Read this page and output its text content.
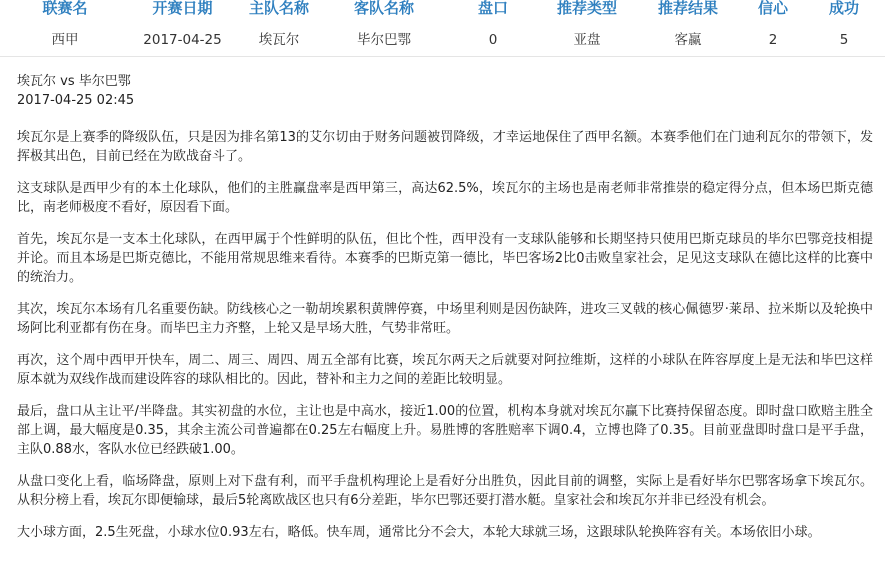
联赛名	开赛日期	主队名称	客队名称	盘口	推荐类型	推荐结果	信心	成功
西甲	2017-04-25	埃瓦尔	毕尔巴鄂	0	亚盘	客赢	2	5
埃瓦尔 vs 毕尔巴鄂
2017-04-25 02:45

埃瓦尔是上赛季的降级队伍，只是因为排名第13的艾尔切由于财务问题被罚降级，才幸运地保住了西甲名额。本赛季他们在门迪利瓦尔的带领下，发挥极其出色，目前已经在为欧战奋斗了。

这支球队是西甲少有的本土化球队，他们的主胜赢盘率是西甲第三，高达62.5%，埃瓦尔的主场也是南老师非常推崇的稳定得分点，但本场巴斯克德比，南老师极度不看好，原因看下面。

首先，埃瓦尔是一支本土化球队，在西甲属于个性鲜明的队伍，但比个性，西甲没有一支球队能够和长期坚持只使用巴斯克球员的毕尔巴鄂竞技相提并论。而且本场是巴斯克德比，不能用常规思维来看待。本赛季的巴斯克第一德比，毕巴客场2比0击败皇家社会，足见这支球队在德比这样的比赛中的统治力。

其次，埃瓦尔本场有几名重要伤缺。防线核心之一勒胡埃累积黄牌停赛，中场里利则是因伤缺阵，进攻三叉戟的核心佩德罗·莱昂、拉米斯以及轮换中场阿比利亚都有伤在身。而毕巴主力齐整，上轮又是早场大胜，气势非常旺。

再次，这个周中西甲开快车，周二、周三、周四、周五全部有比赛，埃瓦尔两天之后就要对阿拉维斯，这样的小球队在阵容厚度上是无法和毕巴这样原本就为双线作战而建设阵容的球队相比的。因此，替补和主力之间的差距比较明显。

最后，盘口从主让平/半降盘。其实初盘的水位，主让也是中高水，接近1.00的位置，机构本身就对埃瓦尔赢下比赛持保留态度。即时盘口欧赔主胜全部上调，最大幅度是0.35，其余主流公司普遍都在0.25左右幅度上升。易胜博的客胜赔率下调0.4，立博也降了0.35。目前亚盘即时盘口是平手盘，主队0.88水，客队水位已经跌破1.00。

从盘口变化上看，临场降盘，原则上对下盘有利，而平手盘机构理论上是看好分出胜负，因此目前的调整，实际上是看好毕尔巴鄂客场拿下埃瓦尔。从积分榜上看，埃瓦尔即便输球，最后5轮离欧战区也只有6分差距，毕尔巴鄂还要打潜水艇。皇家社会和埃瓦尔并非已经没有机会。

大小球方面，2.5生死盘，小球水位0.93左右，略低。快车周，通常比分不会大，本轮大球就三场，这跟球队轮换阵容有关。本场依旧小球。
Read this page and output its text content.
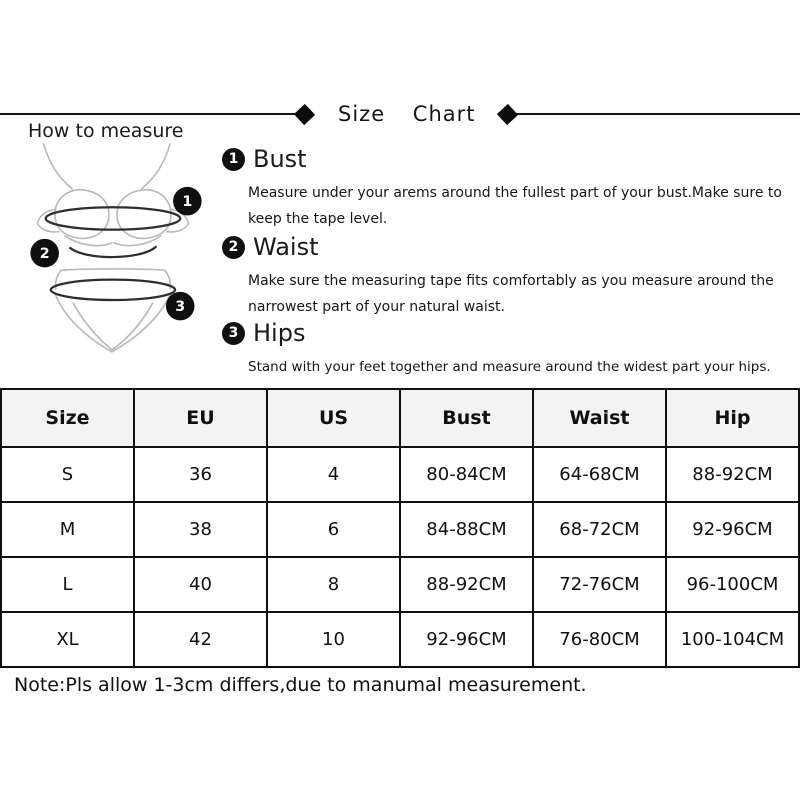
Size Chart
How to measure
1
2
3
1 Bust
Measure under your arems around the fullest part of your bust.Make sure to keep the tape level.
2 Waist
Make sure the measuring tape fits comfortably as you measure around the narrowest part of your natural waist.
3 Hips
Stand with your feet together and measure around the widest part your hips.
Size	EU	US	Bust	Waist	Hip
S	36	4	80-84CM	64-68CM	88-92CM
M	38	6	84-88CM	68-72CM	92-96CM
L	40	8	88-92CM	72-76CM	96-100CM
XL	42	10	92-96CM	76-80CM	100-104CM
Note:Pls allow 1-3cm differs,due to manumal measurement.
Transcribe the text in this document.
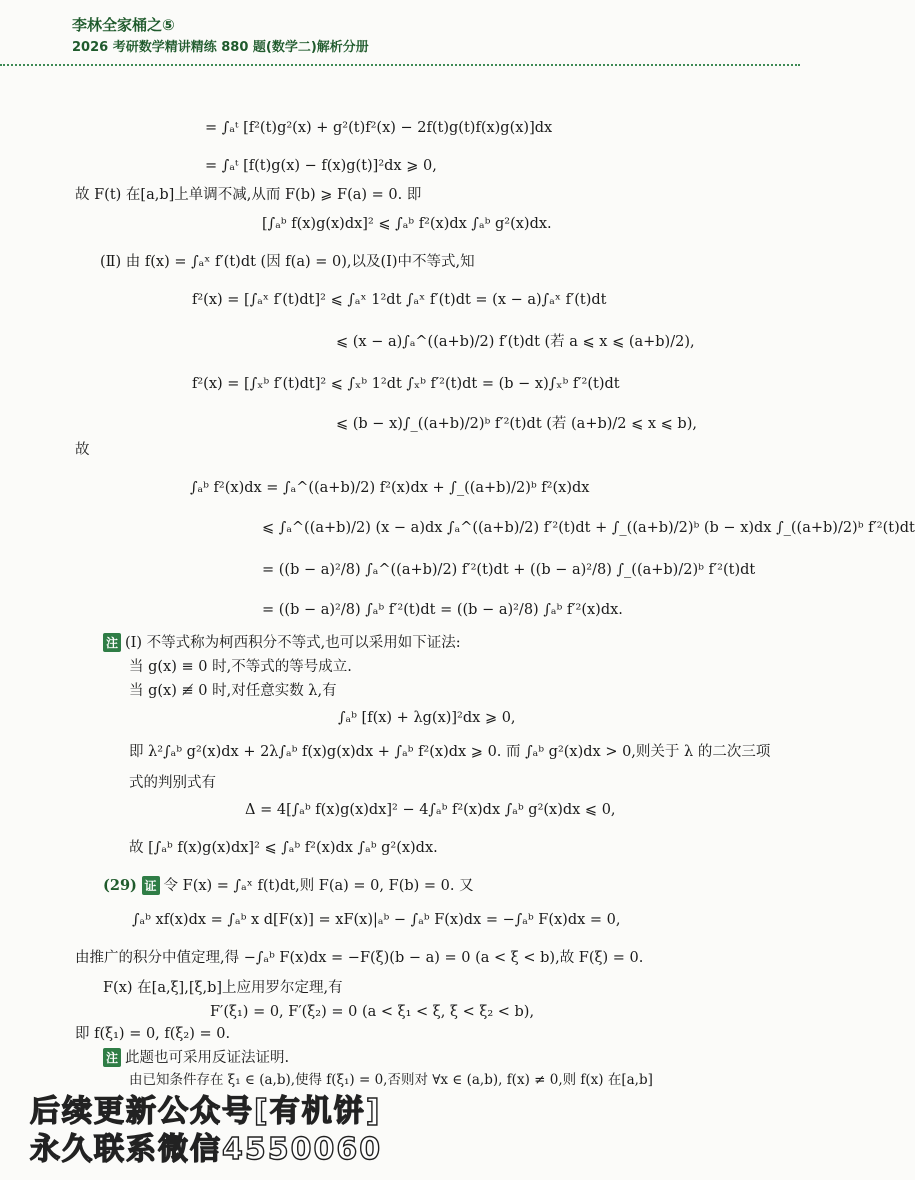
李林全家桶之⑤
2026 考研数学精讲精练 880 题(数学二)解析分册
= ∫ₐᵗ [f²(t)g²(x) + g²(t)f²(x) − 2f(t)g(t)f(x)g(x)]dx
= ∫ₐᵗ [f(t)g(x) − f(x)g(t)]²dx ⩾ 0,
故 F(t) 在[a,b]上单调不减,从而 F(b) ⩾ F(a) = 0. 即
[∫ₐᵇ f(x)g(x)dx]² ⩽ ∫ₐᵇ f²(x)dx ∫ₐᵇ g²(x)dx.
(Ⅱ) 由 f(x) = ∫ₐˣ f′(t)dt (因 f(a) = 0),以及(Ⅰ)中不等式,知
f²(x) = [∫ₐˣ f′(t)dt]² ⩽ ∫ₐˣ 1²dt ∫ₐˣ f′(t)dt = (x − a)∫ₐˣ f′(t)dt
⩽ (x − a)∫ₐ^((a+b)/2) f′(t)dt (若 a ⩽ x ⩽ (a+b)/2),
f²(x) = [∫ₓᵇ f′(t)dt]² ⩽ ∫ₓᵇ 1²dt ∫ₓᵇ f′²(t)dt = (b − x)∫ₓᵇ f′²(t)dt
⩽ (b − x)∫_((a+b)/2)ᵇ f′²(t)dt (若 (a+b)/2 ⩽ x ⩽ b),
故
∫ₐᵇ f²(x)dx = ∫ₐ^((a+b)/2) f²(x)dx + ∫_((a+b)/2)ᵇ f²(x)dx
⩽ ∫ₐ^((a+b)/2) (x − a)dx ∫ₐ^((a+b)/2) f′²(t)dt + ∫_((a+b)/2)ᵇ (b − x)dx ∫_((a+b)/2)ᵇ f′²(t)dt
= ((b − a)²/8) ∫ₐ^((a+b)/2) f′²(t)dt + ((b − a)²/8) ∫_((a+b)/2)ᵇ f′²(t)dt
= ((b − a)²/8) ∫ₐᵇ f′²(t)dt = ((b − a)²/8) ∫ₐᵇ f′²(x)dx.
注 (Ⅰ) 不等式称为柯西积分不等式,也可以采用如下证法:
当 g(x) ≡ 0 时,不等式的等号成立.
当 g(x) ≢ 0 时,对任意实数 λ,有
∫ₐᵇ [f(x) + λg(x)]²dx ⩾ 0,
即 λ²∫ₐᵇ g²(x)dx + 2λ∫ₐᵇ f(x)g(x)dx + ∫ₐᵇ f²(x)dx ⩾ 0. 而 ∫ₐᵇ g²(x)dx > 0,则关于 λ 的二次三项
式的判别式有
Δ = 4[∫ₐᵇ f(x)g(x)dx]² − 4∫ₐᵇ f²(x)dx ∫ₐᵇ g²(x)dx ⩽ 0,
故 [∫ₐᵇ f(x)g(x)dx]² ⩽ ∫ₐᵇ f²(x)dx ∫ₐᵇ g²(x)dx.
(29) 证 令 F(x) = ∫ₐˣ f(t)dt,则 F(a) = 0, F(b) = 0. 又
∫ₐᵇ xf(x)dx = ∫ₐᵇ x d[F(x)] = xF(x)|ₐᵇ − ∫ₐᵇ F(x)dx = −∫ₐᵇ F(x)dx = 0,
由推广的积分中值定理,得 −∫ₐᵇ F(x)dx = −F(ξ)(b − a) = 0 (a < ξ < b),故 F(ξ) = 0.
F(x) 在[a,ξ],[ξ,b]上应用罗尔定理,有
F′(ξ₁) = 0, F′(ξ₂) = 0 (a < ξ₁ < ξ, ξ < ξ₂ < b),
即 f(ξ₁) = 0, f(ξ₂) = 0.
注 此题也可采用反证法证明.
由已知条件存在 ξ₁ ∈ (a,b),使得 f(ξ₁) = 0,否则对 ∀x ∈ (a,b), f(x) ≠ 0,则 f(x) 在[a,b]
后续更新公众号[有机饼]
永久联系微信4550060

■ ■ ■

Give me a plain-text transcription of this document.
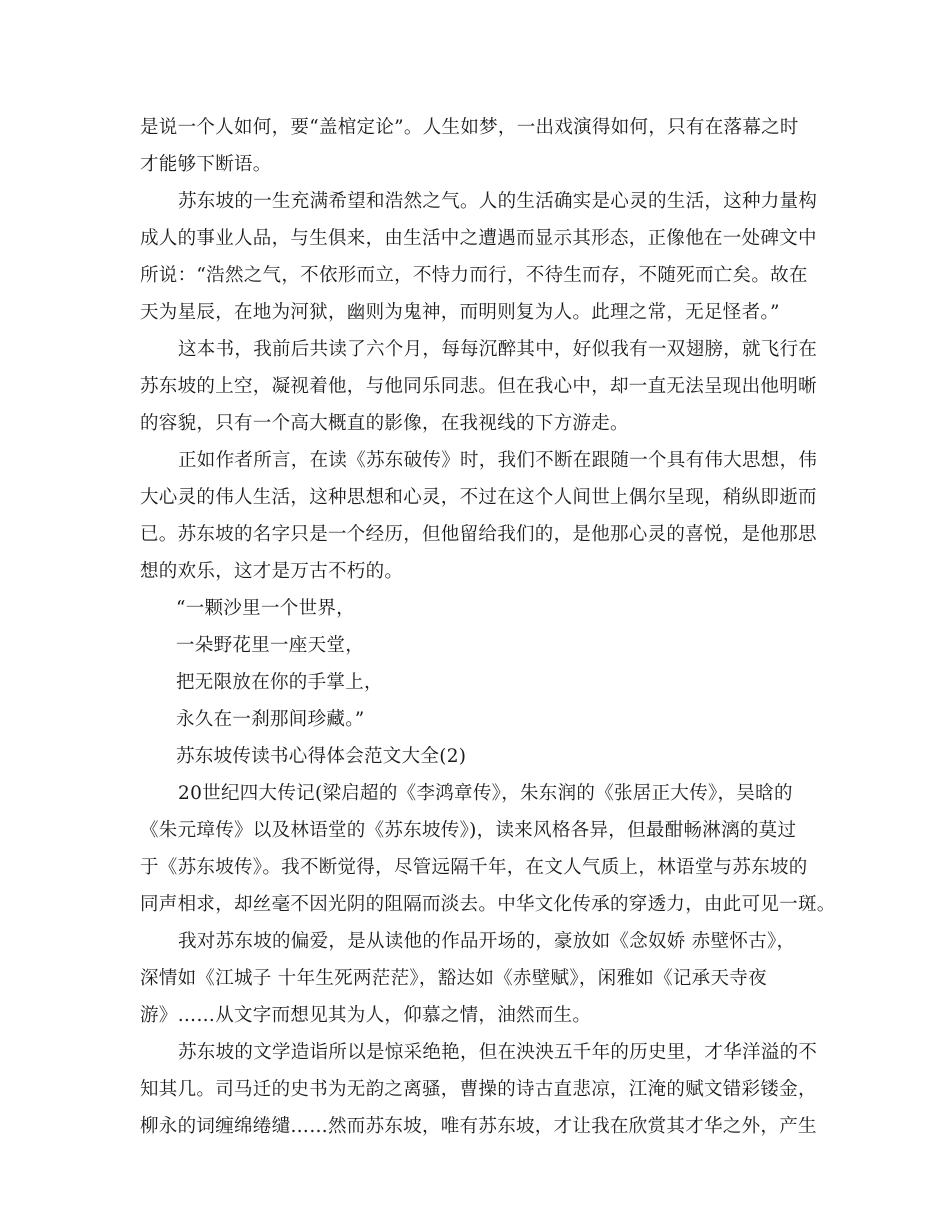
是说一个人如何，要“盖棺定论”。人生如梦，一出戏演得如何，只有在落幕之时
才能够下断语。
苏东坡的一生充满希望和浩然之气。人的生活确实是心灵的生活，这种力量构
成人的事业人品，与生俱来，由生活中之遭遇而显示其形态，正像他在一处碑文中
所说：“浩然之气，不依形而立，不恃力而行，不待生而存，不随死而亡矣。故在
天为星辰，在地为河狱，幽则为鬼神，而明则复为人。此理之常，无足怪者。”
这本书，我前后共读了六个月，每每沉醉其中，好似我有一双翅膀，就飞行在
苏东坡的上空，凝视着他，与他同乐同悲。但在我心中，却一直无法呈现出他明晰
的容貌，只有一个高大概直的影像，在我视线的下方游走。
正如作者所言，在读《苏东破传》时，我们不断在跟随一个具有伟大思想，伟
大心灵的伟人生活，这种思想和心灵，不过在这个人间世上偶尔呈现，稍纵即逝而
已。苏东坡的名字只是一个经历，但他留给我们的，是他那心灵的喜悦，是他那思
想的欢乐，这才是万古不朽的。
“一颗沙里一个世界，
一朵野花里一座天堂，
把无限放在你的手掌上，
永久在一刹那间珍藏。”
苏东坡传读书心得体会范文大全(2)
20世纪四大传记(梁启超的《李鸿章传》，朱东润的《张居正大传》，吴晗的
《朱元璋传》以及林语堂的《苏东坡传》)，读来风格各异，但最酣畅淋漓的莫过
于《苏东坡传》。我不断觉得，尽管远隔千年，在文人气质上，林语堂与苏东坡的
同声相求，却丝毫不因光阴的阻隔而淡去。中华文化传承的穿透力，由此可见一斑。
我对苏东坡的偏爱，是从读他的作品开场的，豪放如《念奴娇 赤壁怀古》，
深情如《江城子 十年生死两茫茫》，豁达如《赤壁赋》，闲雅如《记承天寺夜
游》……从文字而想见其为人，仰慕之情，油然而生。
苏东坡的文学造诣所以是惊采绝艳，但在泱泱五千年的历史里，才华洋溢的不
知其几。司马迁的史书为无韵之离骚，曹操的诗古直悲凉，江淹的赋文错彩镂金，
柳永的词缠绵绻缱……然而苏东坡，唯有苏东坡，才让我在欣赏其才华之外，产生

■ ■ ■

Gather up every line in the data above that contains the word "tape", copying each one.

* [Task response]:
Measure under your arems around the fullest part of your bust.Make sure to keep the tape level.
Make sure the measuring tape fits comfortably as you measure around the narrowest part of your natural waist.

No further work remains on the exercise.